● **Challenge**
Check every line of the entries that follow, and copy the ones containing "Gujrat".

● **Listed records**
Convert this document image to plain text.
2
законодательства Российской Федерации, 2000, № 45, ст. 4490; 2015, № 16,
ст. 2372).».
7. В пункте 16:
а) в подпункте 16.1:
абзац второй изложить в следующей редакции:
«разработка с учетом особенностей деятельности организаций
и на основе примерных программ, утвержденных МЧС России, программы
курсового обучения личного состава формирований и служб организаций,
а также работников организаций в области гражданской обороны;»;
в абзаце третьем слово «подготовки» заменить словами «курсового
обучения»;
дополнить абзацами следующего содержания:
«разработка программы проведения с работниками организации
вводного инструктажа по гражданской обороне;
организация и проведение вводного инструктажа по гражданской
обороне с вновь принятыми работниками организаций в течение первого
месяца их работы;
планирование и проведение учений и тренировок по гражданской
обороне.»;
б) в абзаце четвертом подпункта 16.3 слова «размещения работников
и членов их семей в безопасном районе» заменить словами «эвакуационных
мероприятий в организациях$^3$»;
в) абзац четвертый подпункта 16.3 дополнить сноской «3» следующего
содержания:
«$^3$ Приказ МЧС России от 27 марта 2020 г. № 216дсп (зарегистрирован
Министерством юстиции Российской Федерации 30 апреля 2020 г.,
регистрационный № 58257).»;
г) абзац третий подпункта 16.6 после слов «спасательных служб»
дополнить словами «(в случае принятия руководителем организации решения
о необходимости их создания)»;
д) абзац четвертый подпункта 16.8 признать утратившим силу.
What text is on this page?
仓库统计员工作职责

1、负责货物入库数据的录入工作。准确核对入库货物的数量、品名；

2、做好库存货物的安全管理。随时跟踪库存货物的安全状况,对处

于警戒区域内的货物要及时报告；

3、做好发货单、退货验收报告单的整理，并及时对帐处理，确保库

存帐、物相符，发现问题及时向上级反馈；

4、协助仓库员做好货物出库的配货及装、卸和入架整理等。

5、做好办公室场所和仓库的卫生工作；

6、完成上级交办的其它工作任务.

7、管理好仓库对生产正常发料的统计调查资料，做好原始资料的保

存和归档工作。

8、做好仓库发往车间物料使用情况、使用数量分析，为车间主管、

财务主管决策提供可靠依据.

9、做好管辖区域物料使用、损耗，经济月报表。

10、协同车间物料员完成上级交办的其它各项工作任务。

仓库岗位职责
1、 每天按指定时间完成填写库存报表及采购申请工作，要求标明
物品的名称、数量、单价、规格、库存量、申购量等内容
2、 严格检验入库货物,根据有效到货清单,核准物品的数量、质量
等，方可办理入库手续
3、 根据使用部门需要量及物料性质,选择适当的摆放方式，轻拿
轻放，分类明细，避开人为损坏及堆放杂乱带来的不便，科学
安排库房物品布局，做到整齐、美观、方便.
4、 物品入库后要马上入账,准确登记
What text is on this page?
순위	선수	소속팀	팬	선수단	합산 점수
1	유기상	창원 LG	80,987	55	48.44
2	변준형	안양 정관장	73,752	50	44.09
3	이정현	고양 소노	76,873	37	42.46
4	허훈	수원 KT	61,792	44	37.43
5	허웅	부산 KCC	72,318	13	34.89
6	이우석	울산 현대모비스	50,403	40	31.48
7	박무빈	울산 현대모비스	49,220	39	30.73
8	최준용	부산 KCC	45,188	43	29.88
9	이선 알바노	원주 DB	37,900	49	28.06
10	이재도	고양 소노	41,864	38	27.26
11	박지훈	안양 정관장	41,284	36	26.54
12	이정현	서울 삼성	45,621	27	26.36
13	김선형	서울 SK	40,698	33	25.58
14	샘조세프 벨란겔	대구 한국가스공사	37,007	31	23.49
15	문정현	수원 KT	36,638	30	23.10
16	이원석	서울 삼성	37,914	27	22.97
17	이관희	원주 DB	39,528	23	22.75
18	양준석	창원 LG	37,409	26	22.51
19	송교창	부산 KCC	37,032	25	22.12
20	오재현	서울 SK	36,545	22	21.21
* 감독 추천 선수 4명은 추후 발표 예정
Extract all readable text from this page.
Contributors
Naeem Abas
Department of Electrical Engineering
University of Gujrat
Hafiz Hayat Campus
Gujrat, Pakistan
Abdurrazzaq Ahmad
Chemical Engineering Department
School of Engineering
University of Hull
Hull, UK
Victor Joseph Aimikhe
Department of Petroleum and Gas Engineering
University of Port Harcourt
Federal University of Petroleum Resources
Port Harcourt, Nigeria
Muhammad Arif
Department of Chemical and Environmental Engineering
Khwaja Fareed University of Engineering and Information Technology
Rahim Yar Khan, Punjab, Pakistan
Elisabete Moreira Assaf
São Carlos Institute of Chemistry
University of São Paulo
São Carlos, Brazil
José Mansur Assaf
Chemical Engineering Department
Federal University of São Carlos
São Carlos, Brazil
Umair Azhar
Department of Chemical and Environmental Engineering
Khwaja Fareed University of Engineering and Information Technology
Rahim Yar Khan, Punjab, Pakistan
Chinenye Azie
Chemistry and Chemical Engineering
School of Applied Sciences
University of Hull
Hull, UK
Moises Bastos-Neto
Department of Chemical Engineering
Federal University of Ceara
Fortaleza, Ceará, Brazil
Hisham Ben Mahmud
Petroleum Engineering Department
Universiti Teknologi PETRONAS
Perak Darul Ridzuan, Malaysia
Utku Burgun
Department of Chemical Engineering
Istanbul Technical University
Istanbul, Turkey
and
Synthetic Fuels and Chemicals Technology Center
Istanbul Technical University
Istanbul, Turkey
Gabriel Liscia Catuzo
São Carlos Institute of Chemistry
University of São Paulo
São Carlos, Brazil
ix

● **Answer**
University of Gujrat
Gujrat, Pakistan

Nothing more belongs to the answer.